⟨

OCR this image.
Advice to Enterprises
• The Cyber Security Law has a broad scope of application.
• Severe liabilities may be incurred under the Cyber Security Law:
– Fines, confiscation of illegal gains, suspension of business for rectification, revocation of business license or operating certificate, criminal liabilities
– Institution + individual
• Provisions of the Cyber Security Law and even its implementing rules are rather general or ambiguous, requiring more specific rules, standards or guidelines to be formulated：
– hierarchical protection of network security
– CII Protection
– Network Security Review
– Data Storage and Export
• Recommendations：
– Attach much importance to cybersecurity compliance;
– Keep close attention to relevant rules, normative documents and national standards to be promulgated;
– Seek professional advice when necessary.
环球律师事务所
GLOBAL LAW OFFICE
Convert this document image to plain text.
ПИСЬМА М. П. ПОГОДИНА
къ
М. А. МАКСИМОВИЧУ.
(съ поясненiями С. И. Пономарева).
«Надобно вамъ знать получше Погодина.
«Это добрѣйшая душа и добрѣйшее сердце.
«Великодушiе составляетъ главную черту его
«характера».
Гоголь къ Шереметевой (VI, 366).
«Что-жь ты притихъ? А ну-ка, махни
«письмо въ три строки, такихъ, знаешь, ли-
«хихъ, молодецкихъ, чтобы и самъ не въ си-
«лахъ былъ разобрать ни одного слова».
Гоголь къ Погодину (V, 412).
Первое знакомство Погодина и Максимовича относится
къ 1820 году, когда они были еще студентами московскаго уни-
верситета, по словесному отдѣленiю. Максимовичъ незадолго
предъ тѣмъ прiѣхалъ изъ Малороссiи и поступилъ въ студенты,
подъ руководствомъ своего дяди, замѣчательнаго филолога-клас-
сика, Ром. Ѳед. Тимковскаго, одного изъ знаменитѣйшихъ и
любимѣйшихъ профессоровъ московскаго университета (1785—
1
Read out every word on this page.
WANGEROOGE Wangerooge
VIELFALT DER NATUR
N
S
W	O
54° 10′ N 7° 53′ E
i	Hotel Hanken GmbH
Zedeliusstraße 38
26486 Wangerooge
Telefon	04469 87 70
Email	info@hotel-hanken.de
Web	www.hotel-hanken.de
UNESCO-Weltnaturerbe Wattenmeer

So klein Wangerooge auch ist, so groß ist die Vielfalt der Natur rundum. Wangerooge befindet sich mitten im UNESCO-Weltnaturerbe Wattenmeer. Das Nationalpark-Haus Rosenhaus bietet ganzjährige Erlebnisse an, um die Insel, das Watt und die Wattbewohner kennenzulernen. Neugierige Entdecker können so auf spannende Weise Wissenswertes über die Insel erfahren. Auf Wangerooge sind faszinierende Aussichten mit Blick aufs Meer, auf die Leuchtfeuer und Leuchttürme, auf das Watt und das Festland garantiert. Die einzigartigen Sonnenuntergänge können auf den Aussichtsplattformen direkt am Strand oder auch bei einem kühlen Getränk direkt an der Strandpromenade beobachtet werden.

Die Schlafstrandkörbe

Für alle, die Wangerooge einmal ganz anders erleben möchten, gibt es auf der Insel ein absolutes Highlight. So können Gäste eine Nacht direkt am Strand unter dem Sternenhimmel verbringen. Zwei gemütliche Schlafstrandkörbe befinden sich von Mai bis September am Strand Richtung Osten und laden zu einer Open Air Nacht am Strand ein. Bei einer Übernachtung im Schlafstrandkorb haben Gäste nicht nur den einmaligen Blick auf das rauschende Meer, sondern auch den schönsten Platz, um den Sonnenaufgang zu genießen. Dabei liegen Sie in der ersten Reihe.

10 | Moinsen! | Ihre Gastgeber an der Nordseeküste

⟩

Task prompt:
Make an exact copy of every line from the one with "Read out every word on this page." to the end of the data, with the first and last of those lines included.

Solved exercise:
Read out every word on this page.
WANGEROOGE Wangerooge
VIELFALT DER NATUR
N
S
W	O
54° 10′ N 7° 53′ E
i	Hotel Hanken GmbH
Zedeliusstraße 38
26486 Wangerooge
Telefon	04469 87 70
Email	info@hotel-hanken.de
Web	www.hotel-hanken.de
UNESCO-Weltnaturerbe Wattenmeer

So klein Wangerooge auch ist, so groß ist die Vielfalt der Natur rundum. Wangerooge befindet sich mitten im UNESCO-Weltnaturerbe Wattenmeer. Das Nationalpark-Haus Rosenhaus bietet ganzjährige Erlebnisse an, um die Insel, das Watt und die Wattbewohner kennenzulernen. Neugierige Entdecker können so auf spannende Weise Wissenswertes über die Insel erfahren. Auf Wangerooge sind faszinierende Aussichten mit Blick aufs Meer, auf die Leuchtfeuer und Leuchttürme, auf das Watt und das Festland garantiert. Die einzigartigen Sonnenuntergänge können auf den Aussichtsplattformen direkt am Strand oder auch bei einem kühlen Getränk direkt an der Strandpromenade beobachtet werden.

Die Schlafstrandkörbe

Für alle, die Wangerooge einmal ganz anders erleben möchten, gibt es auf der Insel ein absolutes Highlight. So können Gäste eine Nacht direkt am Strand unter dem Sternenhimmel verbringen. Zwei gemütliche Schlafstrandkörbe befinden sich von Mai bis September am Strand Richtung Osten und laden zu einer Open Air Nacht am Strand ein. Bei einer Übernachtung im Schlafstrandkorb haben Gäste nicht nur den einmaligen Blick auf das rauschende Meer, sondern auch den schönsten Platz, um den Sonnenaufgang zu genießen. Dabei liegen Sie in der ersten Reihe.

10 | Moinsen! | Ihre Gastgeber an der Nordseeküste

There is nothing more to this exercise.